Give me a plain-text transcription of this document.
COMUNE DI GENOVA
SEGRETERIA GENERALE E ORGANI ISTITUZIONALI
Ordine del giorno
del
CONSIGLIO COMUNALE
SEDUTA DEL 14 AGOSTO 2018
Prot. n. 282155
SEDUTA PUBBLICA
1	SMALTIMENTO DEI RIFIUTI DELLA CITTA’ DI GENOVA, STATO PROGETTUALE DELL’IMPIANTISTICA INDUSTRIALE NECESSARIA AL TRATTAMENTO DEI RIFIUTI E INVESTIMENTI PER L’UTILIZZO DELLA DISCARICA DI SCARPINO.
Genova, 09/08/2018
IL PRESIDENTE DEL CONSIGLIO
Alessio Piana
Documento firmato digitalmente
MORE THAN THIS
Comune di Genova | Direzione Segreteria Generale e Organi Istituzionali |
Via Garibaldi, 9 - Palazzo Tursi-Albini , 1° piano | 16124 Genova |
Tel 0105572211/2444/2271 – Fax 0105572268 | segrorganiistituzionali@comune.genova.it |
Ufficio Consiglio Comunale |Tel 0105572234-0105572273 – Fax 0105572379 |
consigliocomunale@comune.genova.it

▬▬▬

- Short task:
Every entry needs to be retyped exactly.

- Output for this task:
Give me a plain-text transcription of this document.
COMUNE DI GENOVA
SEGRETERIA GENERALE E ORGANI ISTITUZIONALI
Ordine del giorno
del
CONSIGLIO COMUNALE
SEDUTA DEL 14 AGOSTO 2018
Prot. n. 282155
SEDUTA PUBBLICA
1	SMALTIMENTO DEI RIFIUTI DELLA CITTA’ DI GENOVA, STATO PROGETTUALE DELL’IMPIANTISTICA INDUSTRIALE NECESSARIA AL TRATTAMENTO DEI RIFIUTI E INVESTIMENTI PER L’UTILIZZO DELLA DISCARICA DI SCARPINO.
Genova, 09/08/2018
IL PRESIDENTE DEL CONSIGLIO
Alessio Piana
Documento firmato digitalmente
MORE THAN THIS
Comune di Genova | Direzione Segreteria Generale e Organi Istituzionali |
Via Garibaldi, 9 - Palazzo Tursi-Albini , 1° piano | 16124 Genova |
Tel 0105572211/2444/2271 – Fax 0105572268 | segrorganiistituzionali@comune.genova.it |
Ufficio Consiglio Comunale |Tel 0105572234-0105572273 – Fax 0105572379 |
consigliocomunale@comune.genova.it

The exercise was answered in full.